** START RECORDS SHOWN **

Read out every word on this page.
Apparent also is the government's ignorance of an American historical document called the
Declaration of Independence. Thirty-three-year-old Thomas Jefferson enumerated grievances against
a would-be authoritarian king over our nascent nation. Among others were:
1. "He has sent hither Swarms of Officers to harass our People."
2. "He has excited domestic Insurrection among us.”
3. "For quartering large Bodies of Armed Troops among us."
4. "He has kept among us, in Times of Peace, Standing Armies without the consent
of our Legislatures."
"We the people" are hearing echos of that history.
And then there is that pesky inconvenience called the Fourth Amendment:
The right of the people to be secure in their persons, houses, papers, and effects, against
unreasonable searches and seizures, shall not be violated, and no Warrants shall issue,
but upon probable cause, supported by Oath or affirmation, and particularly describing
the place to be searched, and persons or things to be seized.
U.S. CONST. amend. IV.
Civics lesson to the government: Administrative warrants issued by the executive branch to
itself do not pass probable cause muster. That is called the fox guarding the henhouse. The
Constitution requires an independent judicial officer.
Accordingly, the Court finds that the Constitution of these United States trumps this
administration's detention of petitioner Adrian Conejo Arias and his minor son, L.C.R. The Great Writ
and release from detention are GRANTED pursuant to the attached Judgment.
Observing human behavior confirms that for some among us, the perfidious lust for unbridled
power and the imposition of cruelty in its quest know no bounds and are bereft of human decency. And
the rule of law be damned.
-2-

** END RECORDS SHOWN **

▶ **YOUR GOAL**: Print all of the data exactly as it was given.

▶ **EXPECTED ANSWER**:
Read out every word on this page.
Apparent also is the government's ignorance of an American historical document called the
Declaration of Independence. Thirty-three-year-old Thomas Jefferson enumerated grievances against
a would-be authoritarian king over our nascent nation. Among others were:
1. "He has sent hither Swarms of Officers to harass our People."
2. "He has excited domestic Insurrection among us.”
3. "For quartering large Bodies of Armed Troops among us."
4. "He has kept among us, in Times of Peace, Standing Armies without the consent
of our Legislatures."
"We the people" are hearing echos of that history.
And then there is that pesky inconvenience called the Fourth Amendment:
The right of the people to be secure in their persons, houses, papers, and effects, against
unreasonable searches and seizures, shall not be violated, and no Warrants shall issue,
but upon probable cause, supported by Oath or affirmation, and particularly describing
the place to be searched, and persons or things to be seized.
U.S. CONST. amend. IV.
Civics lesson to the government: Administrative warrants issued by the executive branch to
itself do not pass probable cause muster. That is called the fox guarding the henhouse. The
Constitution requires an independent judicial officer.
Accordingly, the Court finds that the Constitution of these United States trumps this
administration's detention of petitioner Adrian Conejo Arias and his minor son, L.C.R. The Great Writ
and release from detention are GRANTED pursuant to the attached Judgment.
Observing human behavior confirms that for some among us, the perfidious lust for unbridled
power and the imposition of cruelty in its quest know no bounds and are bereft of human decency. And
the rule of law be damned.
-2-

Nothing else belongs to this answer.